Programmatically Rewriting Ledgers

Aaron Lindsay

unread,

Nov 30, 2020, 5:11:58 PM11/30/20

to Beancount

I've been working on automating some accounting tasks lately and am curious for feedback from others on my approach, or ideas for doing it better in the future.

I really dislike manually organizing my ledger file. I do still want to look over incoming transactions, but ideally would like everything else to be automated for me - I'd like transactions to be uniformly formatted and ordered. `bean-format` can take care of most of the former, but I've been using `bean-query example.beancount print` (wrapped in a shell script to preserve the options and remove trailing spaces) to do the ordering for me. This isn't ideal since it's actually modifying the ledger in the process. It seems like there are more possibilities for programmatically managing your .beancount file, too: I can imagine keeping prices separate from transactions, maybe automatically moving transactions for certain accounts to their own file, etc.

Is there a better way to programmatically rewrite ledgers by hooking into pieces of the beancount internals today? If not, will v3 have any impact on this? I'm looking at the "Intermediate Parsed Data vs. Final List of Directives" section of the v3 document, but am not sure I grok the beancount internals enough to understand the implications there, if any.

-Aaron

Martin Blais

unread,

Nov 30, 2020, 11:26:13 PM11/30/20

to Beancount

You cannot reinsert the output of "bean-query print" back into the Ledger, it's just not designed to work that way, that will not work. There's the input syntax, Beancount parses that, and then makes changes to the transactions, some which are dependent on the state of the inventories just before it (chronologically, e.g., matching cost specs to available lots). In fact, if anything in v3 the introduction of currency trading accounts and transfer accounts (for postings from a single transaction at different dates) will make that distinction even more pronounced, as a single transaction will often result in multiple transactions realized in the output stream. It may look like they're the same because the data types coming out of the parser are also reused for the final realization (they're close enough), but they're different. One is the straightforward translation by the parser of what it read to a data structure--its AST, if you will-- an incomplete, partially filled and yet-to-be booked and interpolated and processed directives, and the other is the final result after all the work is done, which you be summed up to compute inventory states. With "bean-query print" you're producing the final result, not a 1:1 translation of the input.

[Annotated element listings]
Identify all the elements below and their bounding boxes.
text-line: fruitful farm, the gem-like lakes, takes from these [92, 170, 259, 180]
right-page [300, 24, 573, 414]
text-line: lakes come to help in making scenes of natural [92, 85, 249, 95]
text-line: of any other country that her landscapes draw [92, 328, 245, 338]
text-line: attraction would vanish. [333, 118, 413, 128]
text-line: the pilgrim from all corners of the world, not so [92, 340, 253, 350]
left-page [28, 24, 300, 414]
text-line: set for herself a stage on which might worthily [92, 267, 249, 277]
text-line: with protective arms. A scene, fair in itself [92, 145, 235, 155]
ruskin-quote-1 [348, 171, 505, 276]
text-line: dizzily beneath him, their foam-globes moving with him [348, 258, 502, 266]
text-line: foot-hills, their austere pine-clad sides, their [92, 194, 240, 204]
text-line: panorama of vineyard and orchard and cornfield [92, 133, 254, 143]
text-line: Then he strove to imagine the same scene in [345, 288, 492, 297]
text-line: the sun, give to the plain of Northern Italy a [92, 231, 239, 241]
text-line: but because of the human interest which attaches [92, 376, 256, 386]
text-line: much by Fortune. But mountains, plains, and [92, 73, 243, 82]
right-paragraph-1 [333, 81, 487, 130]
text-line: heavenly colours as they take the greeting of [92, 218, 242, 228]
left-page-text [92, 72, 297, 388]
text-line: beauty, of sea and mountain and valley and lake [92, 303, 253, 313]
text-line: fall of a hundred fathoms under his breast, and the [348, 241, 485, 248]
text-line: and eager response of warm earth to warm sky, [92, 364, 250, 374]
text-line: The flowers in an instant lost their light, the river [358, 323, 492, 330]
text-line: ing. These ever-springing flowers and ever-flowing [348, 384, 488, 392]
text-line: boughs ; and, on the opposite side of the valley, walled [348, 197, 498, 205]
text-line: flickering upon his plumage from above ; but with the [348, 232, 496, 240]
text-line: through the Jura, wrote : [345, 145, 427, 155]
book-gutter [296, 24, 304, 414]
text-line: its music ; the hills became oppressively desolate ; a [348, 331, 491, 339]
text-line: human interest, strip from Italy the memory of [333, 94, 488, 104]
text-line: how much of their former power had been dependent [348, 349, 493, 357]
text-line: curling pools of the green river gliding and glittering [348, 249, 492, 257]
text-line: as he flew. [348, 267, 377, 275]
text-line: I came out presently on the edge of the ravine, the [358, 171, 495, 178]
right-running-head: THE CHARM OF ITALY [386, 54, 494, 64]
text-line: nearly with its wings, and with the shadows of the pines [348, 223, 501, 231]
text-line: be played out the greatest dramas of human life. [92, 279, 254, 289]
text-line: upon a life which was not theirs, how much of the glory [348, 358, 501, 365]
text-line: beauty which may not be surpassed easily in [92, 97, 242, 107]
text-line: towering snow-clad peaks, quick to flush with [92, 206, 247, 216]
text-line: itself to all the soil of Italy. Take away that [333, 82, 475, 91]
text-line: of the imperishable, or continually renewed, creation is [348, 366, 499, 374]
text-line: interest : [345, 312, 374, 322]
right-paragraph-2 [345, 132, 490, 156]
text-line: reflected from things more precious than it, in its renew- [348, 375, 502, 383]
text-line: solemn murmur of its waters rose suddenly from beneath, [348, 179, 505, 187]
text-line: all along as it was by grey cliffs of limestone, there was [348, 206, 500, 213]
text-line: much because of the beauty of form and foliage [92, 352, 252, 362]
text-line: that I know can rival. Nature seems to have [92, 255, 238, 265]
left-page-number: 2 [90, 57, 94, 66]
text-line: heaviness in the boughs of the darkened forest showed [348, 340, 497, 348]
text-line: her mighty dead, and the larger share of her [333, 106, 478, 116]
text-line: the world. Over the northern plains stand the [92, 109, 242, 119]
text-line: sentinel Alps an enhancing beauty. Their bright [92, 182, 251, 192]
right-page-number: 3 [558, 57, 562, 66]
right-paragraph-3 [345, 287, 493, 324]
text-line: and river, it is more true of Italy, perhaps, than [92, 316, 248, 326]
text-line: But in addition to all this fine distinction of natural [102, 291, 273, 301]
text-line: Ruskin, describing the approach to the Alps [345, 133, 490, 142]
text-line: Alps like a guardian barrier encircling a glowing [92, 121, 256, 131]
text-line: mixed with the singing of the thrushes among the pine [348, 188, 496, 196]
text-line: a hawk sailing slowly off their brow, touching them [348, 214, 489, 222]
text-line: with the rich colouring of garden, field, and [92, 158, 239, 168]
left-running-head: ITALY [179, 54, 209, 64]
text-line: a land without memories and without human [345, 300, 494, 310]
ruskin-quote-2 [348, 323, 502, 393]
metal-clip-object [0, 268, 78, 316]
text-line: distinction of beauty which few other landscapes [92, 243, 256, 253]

* _Short exercise 1_:
Answer these questions from the forum thread on rewriting ledgers, one answer per line:
(a) What command has Aaron been using to order his transactions?
(b) Which section of the v3 document is he looking at?
(c) According to Martin Blais, which two additions in v3 will make the distinction between parser output and final result more pronounced?
* _Short exercise 2_: Proceed with the forum thread on rewriting ledgers, picking up after its last sentence.
These entries come from a source separate from the forum thread on rewriting ledgers.

* _Final result 1_:
(a) `bean-query example.beancount print`, wrapped in a shell script to preserve the options and remove trailing spaces.
(b) The "Intermediate Parsed Data vs. Final List of Directives" section.
(c) Currency trading accounts and transfer accounts.

* _Final result 2_:
What you may be able to do instead is manipulate the input text. But in v3 I'll provide both beginning and end lines as part of all directive data, so that should allow you to break apart your file cleanly, using the same parser used for processing. Also, I could easily provide some library function to accept a file and produce a mapping of

(parser-directive, text)

whereby the parser directive is the unprocessed, straightforward translation of your input text to the intermediate data structure, which you could more easily inspect and reason about - keeping in mind that some of the fields may be unset,e.g. if you leave out a number to be interpolated -- in order to decide where to reinsert the corresponding text in your output file. Please file a ticket if this would be useful. I'm in the process of rewriting the parser in C++ (almost done actually).

One question that will remain is what to do with comments immediately preceding and/or following a transaction. Those are often associated with the transaction and slicing and dicing files to put them back together should probably preserve the comments like that. I'd have to inject comments into the grammar in order to do that (that may not be trivial).

Justus Pendleton

unread,

Dec 1, 2020, 8:47:12 AM12/1/20

to Beancount

On Tuesday, December 1, 2020 at 11:26:13 AM UTC+7 bl...@furius.ca wrote:

One question that will remain is what to do with comments immediately preceding and/or following a transaction. Those are often associated with the transaction and slicing and dicing files to put them back together should probably preserve the comments like that. I'd have to inject comments into the grammar in order to do that (that may not be trivial).

I've made two or three half-hearted attempts at programmatically reformatting ledgers and this is definitely one of the biggest sticking points. If comments were an actual part of the transaction -- the way docstrings are on a python method, for instance -- it would be great.

But there are some other complications:

- Markers for code folding and just in general how to handle "sections". Do you want all of your "#europe-holiday-2019" tagged transactions grouped together automatically? Do you want that behaviour for *all* tags? (Probably not!)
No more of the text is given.